*DO THIS*:
Rewrite the records from their first line through the line containing "info-value: SAMSUNG bbox=[999, 372, 1076, 389]", inclusive, changing every "info-value" to "detail-value" and leaving everything else as it is.

*DATASET EXCERPTS*:
[start]
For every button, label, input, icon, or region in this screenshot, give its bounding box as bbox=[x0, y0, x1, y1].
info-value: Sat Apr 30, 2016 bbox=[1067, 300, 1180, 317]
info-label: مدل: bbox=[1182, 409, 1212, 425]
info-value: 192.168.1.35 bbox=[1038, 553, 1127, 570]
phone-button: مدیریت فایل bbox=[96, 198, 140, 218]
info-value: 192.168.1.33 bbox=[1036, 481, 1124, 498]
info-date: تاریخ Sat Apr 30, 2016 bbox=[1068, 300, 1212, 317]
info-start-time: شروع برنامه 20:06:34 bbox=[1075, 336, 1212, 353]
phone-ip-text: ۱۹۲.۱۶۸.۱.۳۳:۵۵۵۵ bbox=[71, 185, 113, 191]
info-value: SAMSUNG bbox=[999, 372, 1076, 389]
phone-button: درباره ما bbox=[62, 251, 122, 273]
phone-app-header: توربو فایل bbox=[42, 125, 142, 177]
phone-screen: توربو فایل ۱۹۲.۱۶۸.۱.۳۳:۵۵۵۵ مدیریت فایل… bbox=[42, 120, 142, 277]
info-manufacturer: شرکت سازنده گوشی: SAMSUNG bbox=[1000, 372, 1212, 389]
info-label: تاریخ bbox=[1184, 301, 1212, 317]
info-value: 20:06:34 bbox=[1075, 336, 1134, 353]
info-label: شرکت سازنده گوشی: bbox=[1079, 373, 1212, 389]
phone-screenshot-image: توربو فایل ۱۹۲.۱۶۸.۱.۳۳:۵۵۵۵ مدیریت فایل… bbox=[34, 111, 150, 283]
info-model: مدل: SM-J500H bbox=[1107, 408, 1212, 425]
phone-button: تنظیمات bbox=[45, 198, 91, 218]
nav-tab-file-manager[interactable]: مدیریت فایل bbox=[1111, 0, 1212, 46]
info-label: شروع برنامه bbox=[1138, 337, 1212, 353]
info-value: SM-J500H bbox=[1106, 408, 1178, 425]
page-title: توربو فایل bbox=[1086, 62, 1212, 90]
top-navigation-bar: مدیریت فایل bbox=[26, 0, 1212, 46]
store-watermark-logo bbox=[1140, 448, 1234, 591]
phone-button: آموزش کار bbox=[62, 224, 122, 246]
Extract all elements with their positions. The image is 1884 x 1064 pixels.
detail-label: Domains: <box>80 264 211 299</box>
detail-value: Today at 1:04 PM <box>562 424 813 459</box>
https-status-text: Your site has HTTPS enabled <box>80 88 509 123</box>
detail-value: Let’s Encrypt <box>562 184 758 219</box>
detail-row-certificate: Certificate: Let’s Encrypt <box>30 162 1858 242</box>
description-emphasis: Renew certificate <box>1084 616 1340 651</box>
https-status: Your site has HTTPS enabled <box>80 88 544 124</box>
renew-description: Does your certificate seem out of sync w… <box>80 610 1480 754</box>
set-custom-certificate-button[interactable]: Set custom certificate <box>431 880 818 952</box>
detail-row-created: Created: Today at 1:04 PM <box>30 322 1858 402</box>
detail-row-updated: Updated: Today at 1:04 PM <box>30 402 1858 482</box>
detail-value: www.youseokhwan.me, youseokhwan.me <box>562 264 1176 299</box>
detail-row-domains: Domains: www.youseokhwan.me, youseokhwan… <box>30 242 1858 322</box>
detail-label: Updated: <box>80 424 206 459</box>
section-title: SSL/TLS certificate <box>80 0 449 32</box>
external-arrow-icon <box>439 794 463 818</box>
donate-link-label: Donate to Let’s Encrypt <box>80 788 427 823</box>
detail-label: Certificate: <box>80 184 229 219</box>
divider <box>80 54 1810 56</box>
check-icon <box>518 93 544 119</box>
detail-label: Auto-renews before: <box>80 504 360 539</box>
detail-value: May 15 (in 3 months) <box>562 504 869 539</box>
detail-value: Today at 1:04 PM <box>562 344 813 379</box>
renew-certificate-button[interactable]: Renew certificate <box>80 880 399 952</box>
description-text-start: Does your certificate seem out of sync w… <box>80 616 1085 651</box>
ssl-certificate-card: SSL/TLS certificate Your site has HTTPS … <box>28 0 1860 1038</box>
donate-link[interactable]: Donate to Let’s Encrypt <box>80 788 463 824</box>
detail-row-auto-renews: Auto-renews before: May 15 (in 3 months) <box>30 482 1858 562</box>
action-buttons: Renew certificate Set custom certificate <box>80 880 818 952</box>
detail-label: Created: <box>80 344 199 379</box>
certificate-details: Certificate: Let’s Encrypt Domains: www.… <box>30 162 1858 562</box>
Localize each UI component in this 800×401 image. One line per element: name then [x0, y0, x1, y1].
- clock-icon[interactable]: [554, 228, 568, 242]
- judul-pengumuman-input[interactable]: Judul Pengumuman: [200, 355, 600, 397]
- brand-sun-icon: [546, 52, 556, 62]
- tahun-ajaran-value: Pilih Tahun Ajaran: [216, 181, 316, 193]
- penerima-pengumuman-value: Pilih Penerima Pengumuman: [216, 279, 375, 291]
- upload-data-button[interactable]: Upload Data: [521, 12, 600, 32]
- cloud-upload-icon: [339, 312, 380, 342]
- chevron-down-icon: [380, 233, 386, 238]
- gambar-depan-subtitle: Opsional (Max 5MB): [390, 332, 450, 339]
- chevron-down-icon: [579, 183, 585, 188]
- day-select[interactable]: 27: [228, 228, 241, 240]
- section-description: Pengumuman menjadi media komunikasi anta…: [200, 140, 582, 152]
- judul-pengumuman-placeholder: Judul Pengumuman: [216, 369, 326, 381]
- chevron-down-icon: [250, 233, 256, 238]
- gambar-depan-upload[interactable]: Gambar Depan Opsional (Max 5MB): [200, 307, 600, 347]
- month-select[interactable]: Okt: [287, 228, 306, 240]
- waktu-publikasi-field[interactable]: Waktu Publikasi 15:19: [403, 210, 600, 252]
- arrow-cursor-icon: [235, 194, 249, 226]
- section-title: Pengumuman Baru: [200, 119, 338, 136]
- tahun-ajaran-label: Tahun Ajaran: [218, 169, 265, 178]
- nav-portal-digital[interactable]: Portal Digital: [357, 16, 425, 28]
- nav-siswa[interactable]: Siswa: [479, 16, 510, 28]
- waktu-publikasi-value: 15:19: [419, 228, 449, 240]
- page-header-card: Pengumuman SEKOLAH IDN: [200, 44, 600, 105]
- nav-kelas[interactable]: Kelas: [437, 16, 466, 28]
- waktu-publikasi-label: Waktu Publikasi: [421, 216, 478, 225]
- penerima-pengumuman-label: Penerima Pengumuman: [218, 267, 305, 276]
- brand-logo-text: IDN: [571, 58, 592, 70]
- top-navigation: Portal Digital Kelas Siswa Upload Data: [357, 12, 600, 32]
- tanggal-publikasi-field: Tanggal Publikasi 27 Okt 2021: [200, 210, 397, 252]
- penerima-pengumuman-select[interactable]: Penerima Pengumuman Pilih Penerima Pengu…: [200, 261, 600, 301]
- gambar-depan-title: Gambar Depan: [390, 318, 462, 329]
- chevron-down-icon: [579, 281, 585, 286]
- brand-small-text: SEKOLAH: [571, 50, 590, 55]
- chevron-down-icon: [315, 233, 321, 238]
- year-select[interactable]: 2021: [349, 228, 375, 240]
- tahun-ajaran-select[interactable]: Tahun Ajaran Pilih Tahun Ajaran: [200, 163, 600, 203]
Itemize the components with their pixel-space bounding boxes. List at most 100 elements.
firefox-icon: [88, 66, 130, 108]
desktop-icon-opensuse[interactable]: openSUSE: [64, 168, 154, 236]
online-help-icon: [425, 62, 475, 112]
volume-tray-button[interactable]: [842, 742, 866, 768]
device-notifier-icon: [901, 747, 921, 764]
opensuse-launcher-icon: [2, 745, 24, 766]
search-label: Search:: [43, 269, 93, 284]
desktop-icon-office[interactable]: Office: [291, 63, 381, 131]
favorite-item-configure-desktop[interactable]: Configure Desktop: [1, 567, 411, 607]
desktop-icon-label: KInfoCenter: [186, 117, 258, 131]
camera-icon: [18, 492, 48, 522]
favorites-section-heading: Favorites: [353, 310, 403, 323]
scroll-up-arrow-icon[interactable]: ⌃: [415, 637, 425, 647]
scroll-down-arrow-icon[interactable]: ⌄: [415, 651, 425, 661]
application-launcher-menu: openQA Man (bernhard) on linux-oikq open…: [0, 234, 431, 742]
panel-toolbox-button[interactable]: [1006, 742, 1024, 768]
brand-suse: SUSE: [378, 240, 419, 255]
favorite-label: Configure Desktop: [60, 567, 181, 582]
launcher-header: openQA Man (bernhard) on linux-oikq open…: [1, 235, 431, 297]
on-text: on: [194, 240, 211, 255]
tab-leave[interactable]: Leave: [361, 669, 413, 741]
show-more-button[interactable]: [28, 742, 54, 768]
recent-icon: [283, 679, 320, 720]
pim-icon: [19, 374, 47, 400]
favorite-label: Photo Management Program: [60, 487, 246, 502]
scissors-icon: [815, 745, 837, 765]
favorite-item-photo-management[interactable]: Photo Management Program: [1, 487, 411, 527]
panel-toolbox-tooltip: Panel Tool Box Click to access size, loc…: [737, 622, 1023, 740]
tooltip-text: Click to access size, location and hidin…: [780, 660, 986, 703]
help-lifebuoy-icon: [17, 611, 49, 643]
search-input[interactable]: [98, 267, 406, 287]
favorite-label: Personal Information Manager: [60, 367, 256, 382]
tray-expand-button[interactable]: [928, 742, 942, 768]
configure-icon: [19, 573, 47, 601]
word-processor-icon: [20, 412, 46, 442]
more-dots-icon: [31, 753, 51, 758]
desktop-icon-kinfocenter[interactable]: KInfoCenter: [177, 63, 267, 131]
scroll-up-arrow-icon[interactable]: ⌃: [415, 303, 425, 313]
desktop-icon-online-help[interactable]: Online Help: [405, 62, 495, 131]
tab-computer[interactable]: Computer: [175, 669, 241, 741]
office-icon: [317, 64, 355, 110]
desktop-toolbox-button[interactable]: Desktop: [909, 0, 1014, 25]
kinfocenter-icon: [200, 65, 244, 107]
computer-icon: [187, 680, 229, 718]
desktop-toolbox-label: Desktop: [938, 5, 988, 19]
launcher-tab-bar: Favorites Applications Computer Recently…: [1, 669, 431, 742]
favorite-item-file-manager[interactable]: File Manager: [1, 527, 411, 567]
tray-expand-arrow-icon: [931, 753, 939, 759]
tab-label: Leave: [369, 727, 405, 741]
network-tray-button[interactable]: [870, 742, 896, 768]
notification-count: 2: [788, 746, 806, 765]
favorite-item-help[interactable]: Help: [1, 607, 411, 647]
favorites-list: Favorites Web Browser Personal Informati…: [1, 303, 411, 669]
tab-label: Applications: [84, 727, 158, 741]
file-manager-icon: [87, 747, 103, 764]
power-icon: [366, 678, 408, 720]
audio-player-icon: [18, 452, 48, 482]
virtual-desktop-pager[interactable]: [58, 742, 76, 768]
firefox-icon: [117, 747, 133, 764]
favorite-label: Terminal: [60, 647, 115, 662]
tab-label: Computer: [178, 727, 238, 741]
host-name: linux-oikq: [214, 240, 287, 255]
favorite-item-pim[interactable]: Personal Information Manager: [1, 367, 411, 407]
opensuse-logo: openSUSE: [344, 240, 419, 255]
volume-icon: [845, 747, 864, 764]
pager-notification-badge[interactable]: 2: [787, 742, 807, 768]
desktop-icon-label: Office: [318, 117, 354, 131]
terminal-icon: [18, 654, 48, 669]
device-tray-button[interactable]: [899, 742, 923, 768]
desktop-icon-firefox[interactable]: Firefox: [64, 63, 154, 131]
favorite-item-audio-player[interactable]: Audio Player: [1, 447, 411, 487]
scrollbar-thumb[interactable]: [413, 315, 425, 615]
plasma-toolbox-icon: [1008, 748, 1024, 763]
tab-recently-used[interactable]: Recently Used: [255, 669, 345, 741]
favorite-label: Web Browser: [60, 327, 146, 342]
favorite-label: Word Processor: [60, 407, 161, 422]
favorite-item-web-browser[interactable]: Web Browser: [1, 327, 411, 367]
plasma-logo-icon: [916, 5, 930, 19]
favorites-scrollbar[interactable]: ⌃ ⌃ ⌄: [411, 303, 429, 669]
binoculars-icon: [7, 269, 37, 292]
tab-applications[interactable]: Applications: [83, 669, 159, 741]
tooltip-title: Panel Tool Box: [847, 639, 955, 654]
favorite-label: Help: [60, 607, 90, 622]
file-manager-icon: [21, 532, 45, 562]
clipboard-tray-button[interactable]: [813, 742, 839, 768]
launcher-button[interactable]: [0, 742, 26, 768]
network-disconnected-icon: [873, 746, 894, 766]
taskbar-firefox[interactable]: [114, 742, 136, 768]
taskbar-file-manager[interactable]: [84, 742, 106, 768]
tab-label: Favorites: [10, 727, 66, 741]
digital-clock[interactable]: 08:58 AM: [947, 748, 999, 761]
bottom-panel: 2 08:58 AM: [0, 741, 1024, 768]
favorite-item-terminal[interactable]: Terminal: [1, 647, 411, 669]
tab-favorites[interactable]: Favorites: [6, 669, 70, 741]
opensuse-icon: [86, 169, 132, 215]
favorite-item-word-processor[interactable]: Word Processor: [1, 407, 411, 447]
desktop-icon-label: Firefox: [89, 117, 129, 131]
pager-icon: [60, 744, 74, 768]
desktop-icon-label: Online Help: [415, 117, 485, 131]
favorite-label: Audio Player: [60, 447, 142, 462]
[end]
*RESULT OF THIS TASK*:
For every button, label, input, icon, or region in this screenshot, give its bounding box as bbox=[x0, y0, x1, y1].
detail-value: Sat Apr 30, 2016 bbox=[1067, 300, 1180, 317]
info-label: مدل: bbox=[1182, 409, 1212, 425]
detail-value: 192.168.1.35 bbox=[1038, 553, 1127, 570]
phone-button: مدیریت فایل bbox=[96, 198, 140, 218]
detail-value: 192.168.1.33 bbox=[1036, 481, 1124, 498]
info-date: تاریخ Sat Apr 30, 2016 bbox=[1068, 300, 1212, 317]
info-start-time: شروع برنامه 20:06:34 bbox=[1075, 336, 1212, 353]
phone-ip-text: ۱۹۲.۱۶۸.۱.۳۳:۵۵۵۵ bbox=[71, 185, 113, 191]
detail-value: SAMSUNG bbox=[999, 372, 1076, 389]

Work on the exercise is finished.